# Directions:
Can you output the material exactly as written, minus any pictures it holds?

▼

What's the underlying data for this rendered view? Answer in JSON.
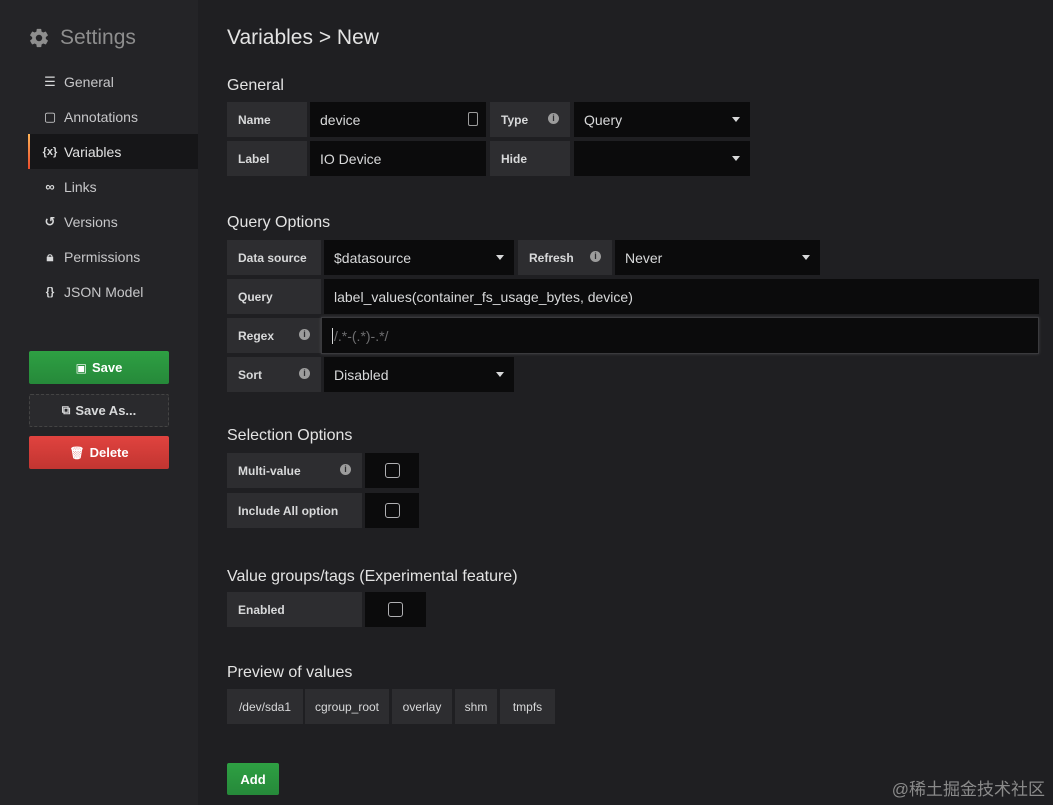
{
  "sidebar": {
    "title": "Settings",
    "items": [
      {
        "label": "General",
        "icon": "sliders-icon"
      },
      {
        "label": "Annotations",
        "icon": "comment-icon"
      },
      {
        "label": "Variables",
        "icon": "variable-icon",
        "active": true
      },
      {
        "label": "Links",
        "icon": "link-icon"
      },
      {
        "label": "Versions",
        "icon": "history-icon"
      },
      {
        "label": "Permissions",
        "icon": "lock-icon"
      },
      {
        "label": "JSON Model",
        "icon": "json-icon"
      }
    ],
    "save_label": "Save",
    "save_as_label": "Save As...",
    "delete_label": "Delete"
  },
  "page": {
    "title": "Variables > New"
  },
  "general": {
    "heading": "General",
    "name_label": "Name",
    "name_value": "device",
    "type_label": "Type",
    "type_value": "Query",
    "label_label": "Label",
    "label_value": "IO Device",
    "hide_label": "Hide",
    "hide_value": ""
  },
  "query_options": {
    "heading": "Query Options",
    "datasource_label": "Data source",
    "datasource_value": "$datasource",
    "refresh_label": "Refresh",
    "refresh_value": "Never",
    "query_label": "Query",
    "query_value": "label_values(container_fs_usage_bytes, device)",
    "regex_label": "Regex",
    "regex_placeholder": "/.*-(.*)-.*/",
    "sort_label": "Sort",
    "sort_value": "Disabled"
  },
  "selection_options": {
    "heading": "Selection Options",
    "multi_value_label": "Multi-value",
    "multi_value_checked": false,
    "include_all_label": "Include All option",
    "include_all_checked": false
  },
  "value_groups": {
    "heading": "Value groups/tags (Experimental feature)",
    "enabled_label": "Enabled",
    "enabled_checked": false
  },
  "preview": {
    "heading": "Preview of values",
    "values": [
      "/dev/sda1",
      "cgroup_root",
      "overlay",
      "shm",
      "tmpfs"
    ]
  },
  "add_label": "Add",
  "watermark": "@稀土掘金技术社区",
  "colors": {
    "accent_green": "#2ea043",
    "danger_red": "#e0433f",
    "active_bar": "#eb7b2b"
  }
}
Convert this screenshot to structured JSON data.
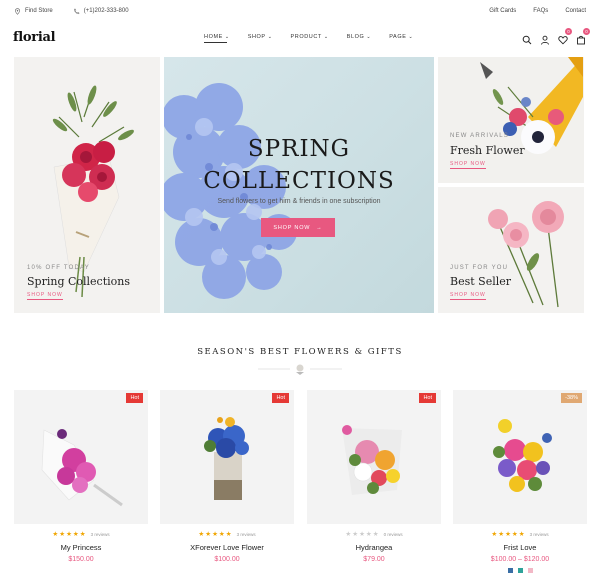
{
  "topbar": {
    "find_store": "Find Store",
    "phone": "(+1)202-333-800",
    "links": [
      "Gift Cards",
      "FAQs",
      "Contact"
    ]
  },
  "header": {
    "logo": "florial",
    "nav": [
      {
        "label": "HOME",
        "active": true
      },
      {
        "label": "SHOP"
      },
      {
        "label": "PRODUCT"
      },
      {
        "label": "BLOG"
      },
      {
        "label": "PAGE"
      }
    ],
    "wishlist_count": "0",
    "cart_count": "0"
  },
  "hero": {
    "left": {
      "eyebrow": "10% OFF TODAY",
      "title": "Spring Collections",
      "link": "SHOP NOW"
    },
    "main": {
      "title_line1": "SPRING",
      "title_line2": "COLLECTIONS",
      "subtitle": "Send flowers to get him & friends in one subscription",
      "button": "SHOP NOW"
    },
    "right_top": {
      "eyebrow": "NEW ARRIVALS",
      "title": "Fresh Flower",
      "link": "SHOP NOW"
    },
    "right_bottom": {
      "eyebrow": "JUST FOR YOU",
      "title": "Best Seller",
      "link": "SHOP NOW"
    }
  },
  "section": {
    "title": "SEASON'S BEST FLOWERS & GIFTS"
  },
  "products": [
    {
      "name": "My Princess",
      "price": "$150.00",
      "tag": "Hot",
      "tag_color": "#e53935",
      "stars": "★★★★★",
      "rating_filled": true,
      "reviews": "3 reviews"
    },
    {
      "name": "XForever Love Flower",
      "price": "$100.00",
      "tag": "Hot",
      "tag_color": "#e53935",
      "stars": "★★★★★",
      "rating_filled": true,
      "reviews": "3 reviews"
    },
    {
      "name": "Hydrangea",
      "price": "$79.00",
      "tag": "Hot",
      "tag_color": "#e53935",
      "stars": "★★★★★",
      "rating_filled": false,
      "reviews": "0 reviews"
    },
    {
      "name": "Frist Love",
      "price": "$100.00 – $120.00",
      "tag": "-38%",
      "tag_color": "#e0a872",
      "stars": "★★★★★",
      "rating_filled": true,
      "reviews": "3 reviews",
      "swatches": [
        "#3a6ea5",
        "#2fa39a",
        "#f2b8c6"
      ]
    }
  ],
  "colors": {
    "accent": "#e85880",
    "hot": "#e53935",
    "sale": "#e0a872"
  }
}
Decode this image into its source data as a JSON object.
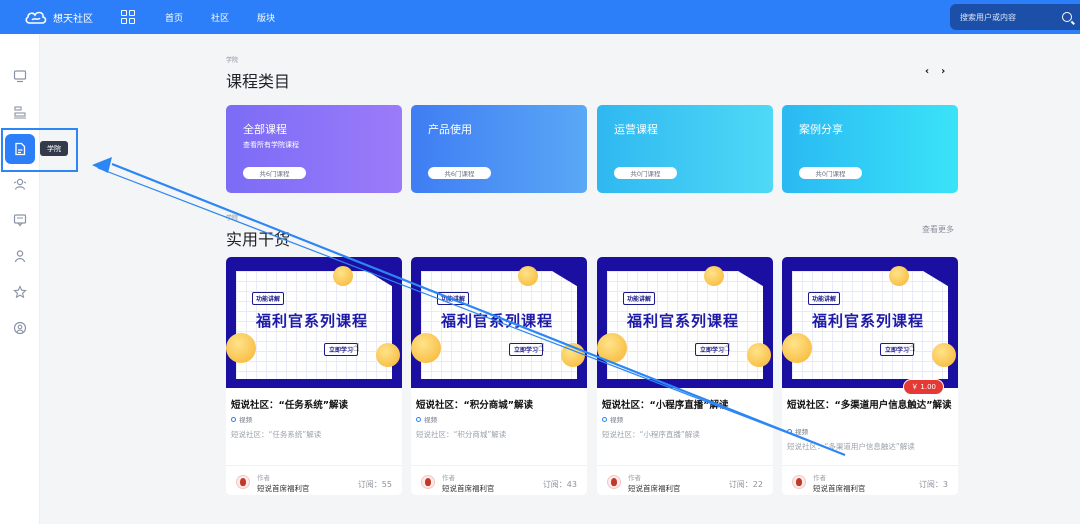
{
  "topbar": {
    "logo_text": "想天社区",
    "nav": [
      "首页",
      "社区",
      "版块"
    ],
    "search_placeholder": "搜索用户或内容"
  },
  "sidebar": {
    "tooltip": "学院"
  },
  "categories_section": {
    "small_label": "学院",
    "title": "课程类目"
  },
  "categories": [
    {
      "name": "全部课程",
      "desc": "查看所有学院课程",
      "count": "共6门课程"
    },
    {
      "name": "产品使用",
      "desc": "",
      "count": "共6门课程"
    },
    {
      "name": "运营课程",
      "desc": "",
      "count": "共0门课程"
    },
    {
      "name": "案例分享",
      "desc": "",
      "count": "共0门课程"
    }
  ],
  "practical_section": {
    "small_label": "学院",
    "title": "实用干货",
    "more": "查看更多"
  },
  "cover": {
    "tag": "功能讲解",
    "title": "福利官系列课程",
    "button": "立即学习"
  },
  "courses": [
    {
      "title": "短说社区：“任务系统”解读",
      "type": "视频",
      "desc": "短说社区：“任务系统”解读",
      "author_label": "作者",
      "author": "短说首席福利官",
      "subs": "订阅：55",
      "price": ""
    },
    {
      "title": "短说社区：“积分商城”解读",
      "type": "视频",
      "desc": "短说社区：“积分商城”解读",
      "author_label": "作者",
      "author": "短说首席福利官",
      "subs": "订阅：43",
      "price": ""
    },
    {
      "title": "短说社区：“小程序直播”解读",
      "type": "视频",
      "desc": "短说社区：“小程序直播”解读",
      "author_label": "作者",
      "author": "短说首席福利官",
      "subs": "订阅：22",
      "price": ""
    },
    {
      "title": "短说社区：“多渠道用户信息触达”解读",
      "type": "视频",
      "desc": "短说社区：“多渠道用户信息触达”解读",
      "author_label": "作者",
      "author": "短说首席福利官",
      "subs": "订阅：3",
      "price": "￥ 1.00"
    }
  ],
  "colors": {
    "primary": "#2d7ff9",
    "cover_bg": "#1a0fa0",
    "cat1": [
      "#7b6cf6",
      "#9b7bf9"
    ],
    "cat2": [
      "#3f7df3",
      "#5aa8f6"
    ],
    "cat3": [
      "#2fb8f0",
      "#4fd9f6"
    ],
    "cat4": [
      "#2ab9f2",
      "#3ae3f8"
    ],
    "price": "#e53935"
  }
}
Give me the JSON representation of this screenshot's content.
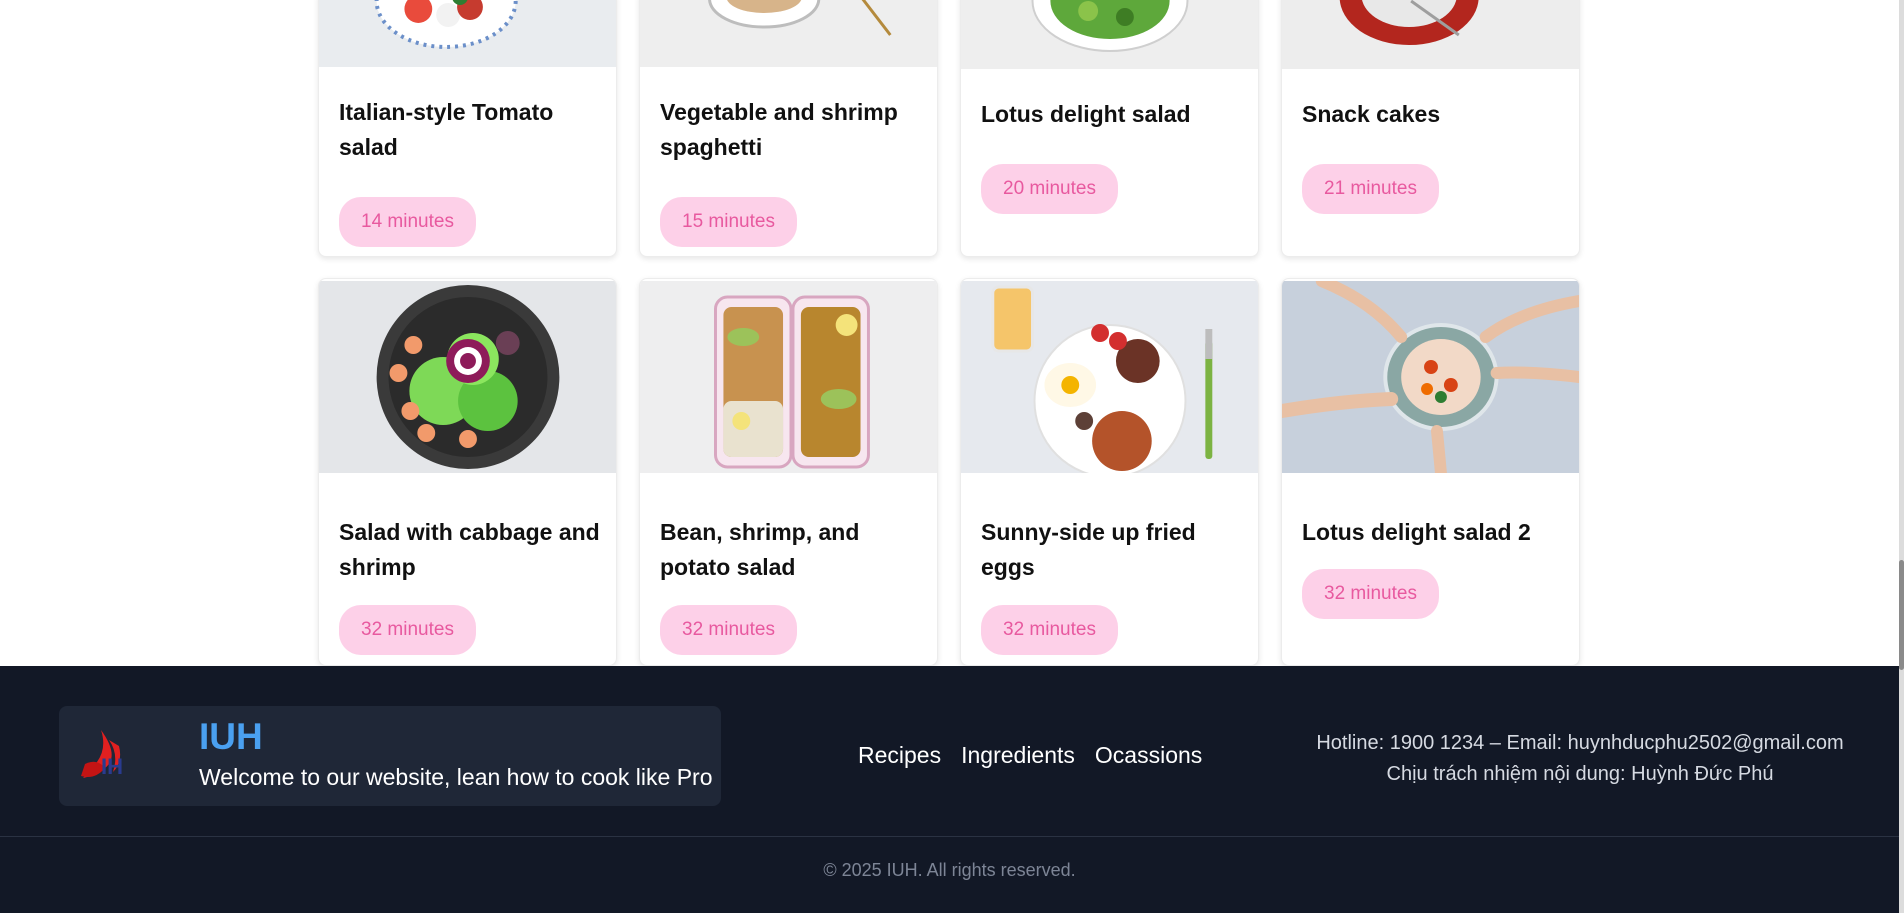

▲

# Solution below:
What's the underlying data for this rendered view? Answer in JSON.
{
  "sidebar": {
    "title": "Settings",
    "items": [
      {
        "label": "General",
        "icon": "sliders-icon"
      },
      {
        "label": "Annotations",
        "icon": "comment-icon"
      },
      {
        "label": "Variables",
        "icon": "variable-icon",
        "active": true
      },
      {
        "label": "Links",
        "icon": "link-icon"
      },
      {
        "label": "Versions",
        "icon": "history-icon"
      },
      {
        "label": "Permissions",
        "icon": "lock-icon"
      },
      {
        "label": "JSON Model",
        "icon": "json-icon"
      }
    ],
    "save_label": "Save",
    "save_as_label": "Save As...",
    "delete_label": "Delete"
  },
  "page": {
    "title": "Variables > New"
  },
  "general": {
    "heading": "General",
    "name_label": "Name",
    "name_value": "device",
    "type_label": "Type",
    "type_value": "Query",
    "label_label": "Label",
    "label_value": "IO Device",
    "hide_label": "Hide",
    "hide_value": ""
  },
  "query_options": {
    "heading": "Query Options",
    "datasource_label": "Data source",
    "datasource_value": "$datasource",
    "refresh_label": "Refresh",
    "refresh_value": "Never",
    "query_label": "Query",
    "query_value": "label_values(container_fs_usage_bytes, device)",
    "regex_label": "Regex",
    "regex_placeholder": "/.*-(.*)-.*/",
    "sort_label": "Sort",
    "sort_value": "Disabled"
  },
  "selection_options": {
    "heading": "Selection Options",
    "multi_value_label": "Multi-value",
    "multi_value_checked": false,
    "include_all_label": "Include All option",
    "include_all_checked": false
  },
  "value_groups": {
    "heading": "Value groups/tags (Experimental feature)",
    "enabled_label": "Enabled",
    "enabled_checked": false
  },
  "preview": {
    "heading": "Preview of values",
    "values": [
      "/dev/sda1",
      "cgroup_root",
      "overlay",
      "shm",
      "tmpfs"
    ]
  },
  "add_label": "Add",
  "watermark": "@稀土掘金技术社区",
  "colors": {
    "accent_green": "#2ea043",
    "danger_red": "#e0433f",
    "active_bar": "#eb7b2b"
  }
}
Convert this screenshot to structured JSON data.
{
  "topbar": {
    "find_store": "Find Store",
    "phone": "(+1)202-333-800",
    "links": [
      "Gift Cards",
      "FAQs",
      "Contact"
    ]
  },
  "header": {
    "logo": "florial",
    "nav": [
      {
        "label": "HOME",
        "active": true
      },
      {
        "label": "SHOP"
      },
      {
        "label": "PRODUCT"
      },
      {
        "label": "BLOG"
      },
      {
        "label": "PAGE"
      }
    ],
    "wishlist_count": "0",
    "cart_count": "0"
  },
  "hero": {
    "left": {
      "eyebrow": "10% OFF TODAY",
      "title": "Spring Collections",
      "link": "SHOP NOW"
    },
    "main": {
      "title_line1": "SPRING",
      "title_line2": "COLLECTIONS",
      "subtitle": "Send flowers to get him & friends in one subscription",
      "button": "SHOP NOW"
    },
    "right_top": {
      "eyebrow": "NEW ARRIVALS",
      "title": "Fresh Flower",
      "link": "SHOP NOW"
    },
    "right_bottom": {
      "eyebrow": "JUST FOR YOU",
      "title": "Best Seller",
      "link": "SHOP NOW"
    }
  },
  "section": {
    "title": "SEASON'S BEST FLOWERS & GIFTS"
  },
  "products": [
    {
      "name": "My Princess",
      "price": "$150.00",
      "tag": "Hot",
      "tag_color": "#e53935",
      "stars": "★★★★★",
      "rating_filled": true,
      "reviews": "3 reviews"
    },
    {
      "name": "XForever Love Flower",
      "price": "$100.00",
      "tag": "Hot",
      "tag_color": "#e53935",
      "stars": "★★★★★",
      "rating_filled": true,
      "reviews": "3 reviews"
    },
    {
      "name": "Hydrangea",
      "price": "$79.00",
      "tag": "Hot",
      "tag_color": "#e53935",
      "stars": "★★★★★",
      "rating_filled": false,
      "reviews": "0 reviews"
    },
    {
      "name": "Frist Love",
      "price": "$100.00 – $120.00",
      "tag": "-38%",
      "tag_color": "#e0a872",
      "stars": "★★★★★",
      "rating_filled": true,
      "reviews": "3 reviews",
      "swatches": [
        "#3a6ea5",
        "#2fa39a",
        "#f2b8c6"
      ]
    }
  ],
  "colors": {
    "accent": "#e85880",
    "hot": "#e53935",
    "sale": "#e0a872"
  }
}
Decode this image into its source data as a JSON object.
{
  "topbar": {
    "logo_text": "想天社区",
    "nav": [
      "首页",
      "社区",
      "版块"
    ],
    "search_placeholder": "搜索用户或内容"
  },
  "sidebar": {
    "tooltip": "学院"
  },
  "categories_section": {
    "small_label": "学院",
    "title": "课程类目"
  },
  "categories": [
    {
      "name": "全部课程",
      "desc": "查看所有学院课程",
      "count": "共6门课程"
    },
    {
      "name": "产品使用",
      "desc": "",
      "count": "共6门课程"
    },
    {
      "name": "运营课程",
      "desc": "",
      "count": "共0门课程"
    },
    {
      "name": "案例分享",
      "desc": "",
      "count": "共0门课程"
    }
  ],
  "practical_section": {
    "small_label": "学院",
    "title": "实用干货",
    "more": "查看更多"
  },
  "cover": {
    "tag": "功能讲解",
    "title": "福利官系列课程",
    "button": "立即学习"
  },
  "courses": [
    {
      "title": "短说社区：“任务系统”解读",
      "type": "视频",
      "desc": "短说社区：“任务系统”解读",
      "author_label": "作者",
      "author": "短说首席福利官",
      "subs": "订阅：55",
      "price": ""
    },
    {
      "title": "短说社区：“积分商城”解读",
      "type": "视频",
      "desc": "短说社区：“积分商城”解读",
      "author_label": "作者",
      "author": "短说首席福利官",
      "subs": "订阅：43",
      "price": ""
    },
    {
      "title": "短说社区：“小程序直播”解读",
      "type": "视频",
      "desc": "短说社区：“小程序直播”解读",
      "author_label": "作者",
      "author": "短说首席福利官",
      "subs": "订阅：22",
      "price": ""
    },
    {
      "title": "短说社区：“多渠道用户信息触达”解读",
      "type": "视频",
      "desc": "短说社区：“多渠道用户信息触达”解读",
      "author_label": "作者",
      "author": "短说首席福利官",
      "subs": "订阅：3",
      "price": "￥ 1.00"
    }
  ],
  "colors": {
    "primary": "#2d7ff9",
    "cover_bg": "#1a0fa0",
    "cat1": [
      "#7b6cf6",
      "#9b7bf9"
    ],
    "cat2": [
      "#3f7df3",
      "#5aa8f6"
    ],
    "cat3": [
      "#2fb8f0",
      "#4fd9f6"
    ],
    "cat4": [
      "#2ab9f2",
      "#3ae3f8"
    ],
    "price": "#e53935"
  }
}
Give me the JSON representation of this screenshot's content.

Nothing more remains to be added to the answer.